§ **Problem details**
Write the data out again, character for character, with no images.

__________________________________________________

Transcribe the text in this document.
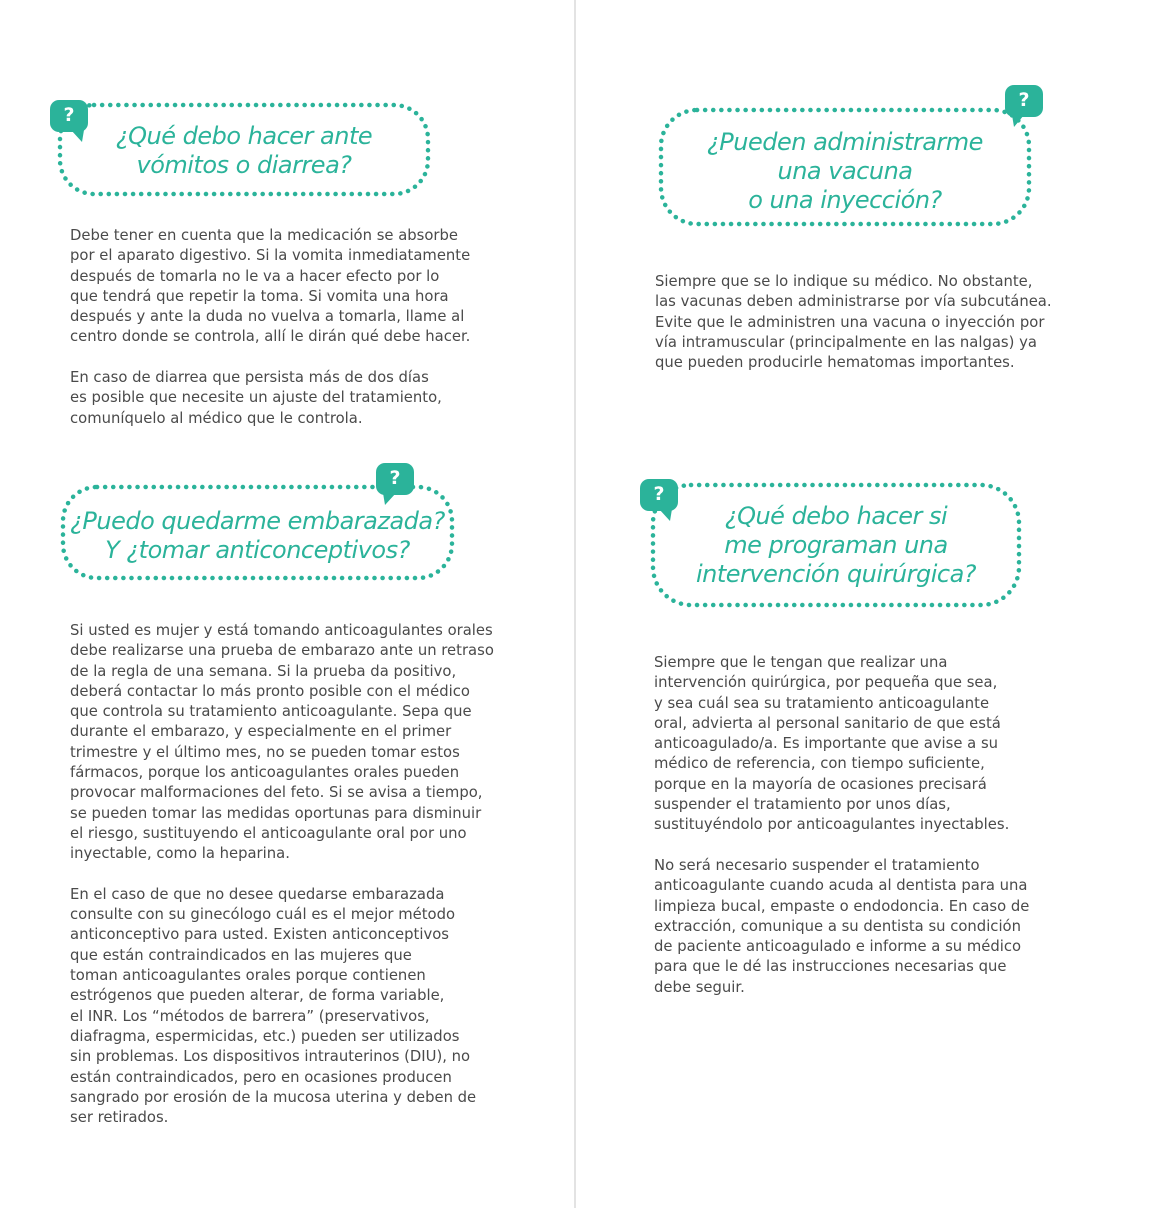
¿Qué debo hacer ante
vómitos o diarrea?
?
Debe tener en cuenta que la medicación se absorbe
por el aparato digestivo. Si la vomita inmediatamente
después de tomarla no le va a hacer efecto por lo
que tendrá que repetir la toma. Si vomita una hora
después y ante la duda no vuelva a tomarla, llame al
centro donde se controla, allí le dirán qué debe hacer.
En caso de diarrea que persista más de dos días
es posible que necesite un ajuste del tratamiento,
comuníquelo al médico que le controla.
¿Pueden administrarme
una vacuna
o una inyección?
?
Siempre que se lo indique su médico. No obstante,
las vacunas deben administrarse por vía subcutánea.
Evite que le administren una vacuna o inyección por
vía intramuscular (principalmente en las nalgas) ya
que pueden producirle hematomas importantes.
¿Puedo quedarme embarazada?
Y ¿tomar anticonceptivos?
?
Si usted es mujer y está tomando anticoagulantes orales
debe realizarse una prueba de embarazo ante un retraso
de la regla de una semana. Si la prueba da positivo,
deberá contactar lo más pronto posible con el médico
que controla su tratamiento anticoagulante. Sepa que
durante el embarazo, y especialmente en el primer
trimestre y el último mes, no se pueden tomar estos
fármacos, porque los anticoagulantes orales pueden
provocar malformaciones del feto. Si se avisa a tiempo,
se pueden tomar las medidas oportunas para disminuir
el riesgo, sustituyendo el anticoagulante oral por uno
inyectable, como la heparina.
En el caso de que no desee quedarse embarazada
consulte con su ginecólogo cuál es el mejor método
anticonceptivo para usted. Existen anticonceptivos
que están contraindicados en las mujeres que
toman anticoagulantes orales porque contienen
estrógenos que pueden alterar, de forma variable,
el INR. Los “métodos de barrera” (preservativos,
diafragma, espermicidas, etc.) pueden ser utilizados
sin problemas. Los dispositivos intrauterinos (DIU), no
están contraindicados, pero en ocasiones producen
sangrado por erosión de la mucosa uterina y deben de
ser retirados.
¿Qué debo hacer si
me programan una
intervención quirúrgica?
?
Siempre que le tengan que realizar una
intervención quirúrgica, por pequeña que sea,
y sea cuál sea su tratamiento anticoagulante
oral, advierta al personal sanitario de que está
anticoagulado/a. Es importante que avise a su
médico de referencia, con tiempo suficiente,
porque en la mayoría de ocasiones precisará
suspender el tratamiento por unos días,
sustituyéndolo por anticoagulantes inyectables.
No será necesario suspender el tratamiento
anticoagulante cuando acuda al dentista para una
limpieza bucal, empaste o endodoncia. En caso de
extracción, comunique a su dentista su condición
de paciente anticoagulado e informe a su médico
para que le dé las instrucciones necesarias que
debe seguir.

__________________________________________________

§ **Reply**
Transcribe the text in this document.
¿Qué debo hacer ante
vómitos o diarrea?
?
Debe tener en cuenta que la medicación se absorbe
por el aparato digestivo. Si la vomita inmediatamente
después de tomarla no le va a hacer efecto por lo
que tendrá que repetir la toma. Si vomita una hora
después y ante la duda no vuelva a tomarla, llame al
centro donde se controla, allí le dirán qué debe hacer.
En caso de diarrea que persista más de dos días
es posible que necesite un ajuste del tratamiento,
comuníquelo al médico que le controla.
¿Pueden administrarme
una vacuna
o una inyección?
?
Siempre que se lo indique su médico. No obstante,
las vacunas deben administrarse por vía subcutánea.
Evite que le administren una vacuna o inyección por
vía intramuscular (principalmente en las nalgas) ya
que pueden producirle hematomas importantes.
¿Puedo quedarme embarazada?
Y ¿tomar anticonceptivos?
?
Si usted es mujer y está tomando anticoagulantes orales
debe realizarse una prueba de embarazo ante un retraso
de la regla de una semana. Si la prueba da positivo,
deberá contactar lo más pronto posible con el médico
que controla su tratamiento anticoagulante. Sepa que
durante el embarazo, y especialmente en el primer
trimestre y el último mes, no se pueden tomar estos
fármacos, porque los anticoagulantes orales pueden
provocar malformaciones del feto. Si se avisa a tiempo,
se pueden tomar las medidas oportunas para disminuir
el riesgo, sustituyendo el anticoagulante oral por uno
inyectable, como la heparina.
En el caso de que no desee quedarse embarazada
consulte con su ginecólogo cuál es el mejor método
anticonceptivo para usted. Existen anticonceptivos
que están contraindicados en las mujeres que
toman anticoagulantes orales porque contienen
estrógenos que pueden alterar, de forma variable,
el INR. Los “métodos de barrera” (preservativos,
diafragma, espermicidas, etc.) pueden ser utilizados
sin problemas. Los dispositivos intrauterinos (DIU), no
están contraindicados, pero en ocasiones producen
sangrado por erosión de la mucosa uterina y deben de
ser retirados.
¿Qué debo hacer si
me programan una
intervención quirúrgica?
?
Siempre que le tengan que realizar una
intervención quirúrgica, por pequeña que sea,
y sea cuál sea su tratamiento anticoagulante
oral, advierta al personal sanitario de que está
anticoagulado/a. Es importante que avise a su
médico de referencia, con tiempo suficiente,
porque en la mayoría de ocasiones precisará
suspender el tratamiento por unos días,
sustituyéndolo por anticoagulantes inyectables.
No será necesario suspender el tratamiento
anticoagulante cuando acuda al dentista para una
limpieza bucal, empaste o endodoncia. En caso de
extracción, comunique a su dentista su condición
de paciente anticoagulado e informe a su médico
para que le dé las instrucciones necesarias que
debe seguir.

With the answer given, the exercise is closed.